-- start Given data --

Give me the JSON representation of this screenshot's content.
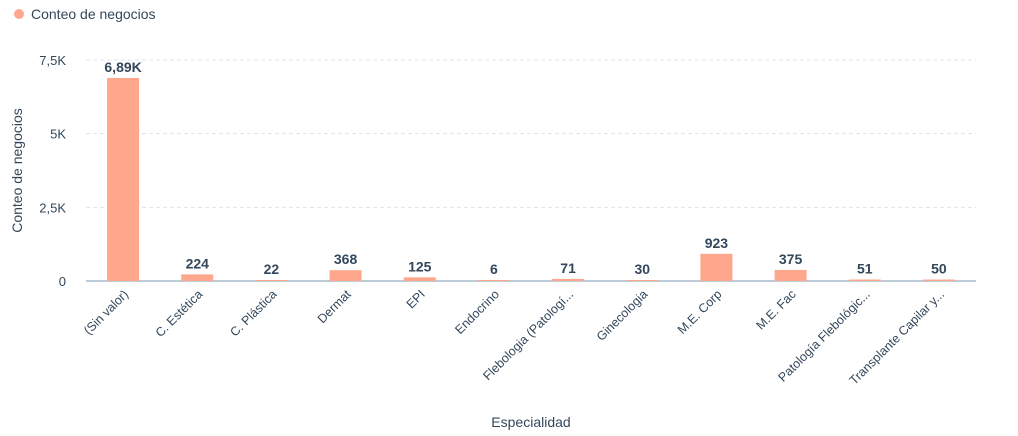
{
  "legend": {
    "label": "Conteo de negocios",
    "color": "#ffa78c"
  },
  "chart_data": {
    "type": "bar",
    "xlabel": "Especialidad",
    "ylabel": "Conteo de negocios",
    "ylim": [
      0,
      7500
    ],
    "yticks": [
      0,
      2500,
      5000,
      7500
    ],
    "ytick_labels": [
      "0",
      "2,5K",
      "5K",
      "7,5K"
    ],
    "grid": true,
    "legend_position": "top-left",
    "categories": [
      "(Sin valor)",
      "C. Estética",
      "C. Plástica",
      "Dermat",
      "EPI",
      "Endocrino",
      "Flebologia (Patologí...",
      "Ginecologia",
      "M.E. Corp",
      "M.E. Fac",
      "Patología Flebológic...",
      "Transplante Capilar y..."
    ],
    "series": [
      {
        "name": "Conteo de negocios",
        "color": "#ffa78c",
        "values": [
          6890,
          224,
          22,
          368,
          125,
          6,
          71,
          30,
          923,
          375,
          51,
          50
        ],
        "labels": [
          "6,89K",
          "224",
          "22",
          "368",
          "125",
          "6",
          "71",
          "30",
          "923",
          "375",
          "51",
          "50"
        ]
      }
    ]
  }
}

-- end Given data --

Task details |
Leave out the pictures and retype every line above exactly.

The response |
Give me the JSON representation of this screenshot's content.
{
  "legend": {
    "label": "Conteo de negocios",
    "color": "#ffa78c"
  },
  "chart_data": {
    "type": "bar",
    "xlabel": "Especialidad",
    "ylabel": "Conteo de negocios",
    "ylim": [
      0,
      7500
    ],
    "yticks": [
      0,
      2500,
      5000,
      7500
    ],
    "ytick_labels": [
      "0",
      "2,5K",
      "5K",
      "7,5K"
    ],
    "grid": true,
    "legend_position": "top-left",
    "categories": [
      "(Sin valor)",
      "C. Estética",
      "C. Plástica",
      "Dermat",
      "EPI",
      "Endocrino",
      "Flebologia (Patologí...",
      "Ginecologia",
      "M.E. Corp",
      "M.E. Fac",
      "Patología Flebológic...",
      "Transplante Capilar y..."
    ],
    "series": [
      {
        "name": "Conteo de negocios",
        "color": "#ffa78c",
        "values": [
          6890,
          224,
          22,
          368,
          125,
          6,
          71,
          30,
          923,
          375,
          51,
          50
        ],
        "labels": [
          "6,89K",
          "224",
          "22",
          "368",
          "125",
          "6",
          "71",
          "30",
          "923",
          "375",
          "51",
          "50"
        ]
      }
    ]
  }
}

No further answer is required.